**Exercise aim:** Below are some records; give them all again exactly, but not the pictures.

**Stored data:**

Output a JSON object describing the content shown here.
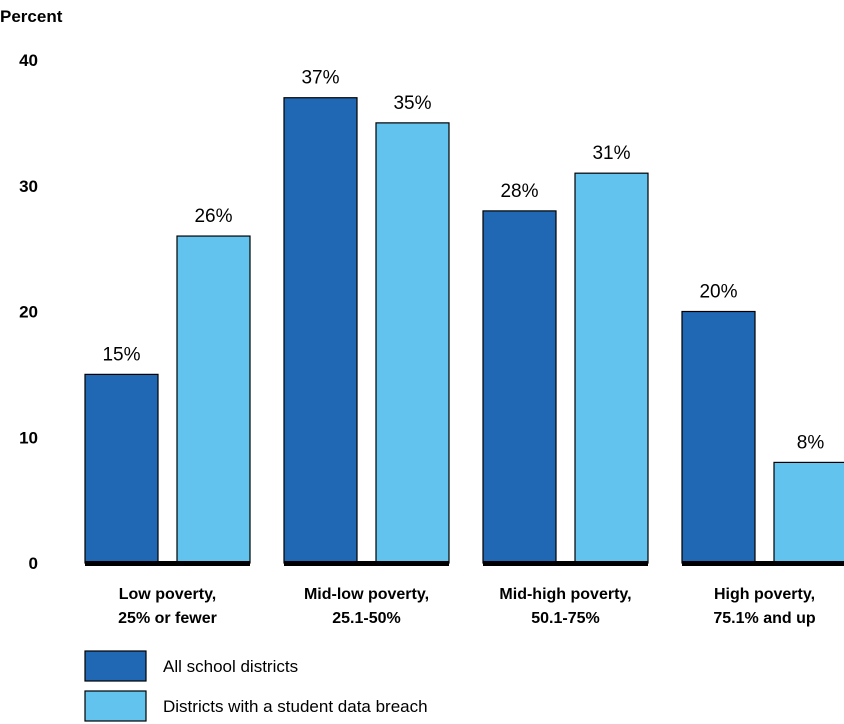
{
  "chart_data": {
    "type": "bar",
    "ylabel": "Percent",
    "ylim": [
      0,
      40
    ],
    "yticks": [
      "0",
      "10",
      "20",
      "30",
      "40"
    ],
    "grid": false,
    "legend_placement": "bottom-left",
    "categories": [
      [
        "Low poverty,",
        "25% or fewer"
      ],
      [
        "Mid-low poverty,",
        "25.1-50%"
      ],
      [
        "Mid-high poverty,",
        "50.1-75%"
      ],
      [
        "High poverty,",
        "75.1% and up"
      ]
    ],
    "series": [
      {
        "name": "All school districts",
        "color": "#2068b3",
        "values": [
          15,
          37,
          28,
          20
        ],
        "labels": [
          "15%",
          "37%",
          "28%",
          "20%"
        ]
      },
      {
        "name": "Districts with a student data breach",
        "color": "#62c4ee",
        "values": [
          26,
          35,
          31,
          8
        ],
        "labels": [
          "26%",
          "35%",
          "31%",
          "8%"
        ]
      }
    ]
  }
}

**Task solution:**
Output a JSON object describing the content shown here.
{
  "chart_data": {
    "type": "bar",
    "ylabel": "Percent",
    "ylim": [
      0,
      40
    ],
    "yticks": [
      "0",
      "10",
      "20",
      "30",
      "40"
    ],
    "grid": false,
    "legend_placement": "bottom-left",
    "categories": [
      [
        "Low poverty,",
        "25% or fewer"
      ],
      [
        "Mid-low poverty,",
        "25.1-50%"
      ],
      [
        "Mid-high poverty,",
        "50.1-75%"
      ],
      [
        "High poverty,",
        "75.1% and up"
      ]
    ],
    "series": [
      {
        "name": "All school districts",
        "color": "#2068b3",
        "values": [
          15,
          37,
          28,
          20
        ],
        "labels": [
          "15%",
          "37%",
          "28%",
          "20%"
        ]
      },
      {
        "name": "Districts with a student data breach",
        "color": "#62c4ee",
        "values": [
          26,
          35,
          31,
          8
        ],
        "labels": [
          "26%",
          "35%",
          "31%",
          "8%"
        ]
      }
    ]
  }
}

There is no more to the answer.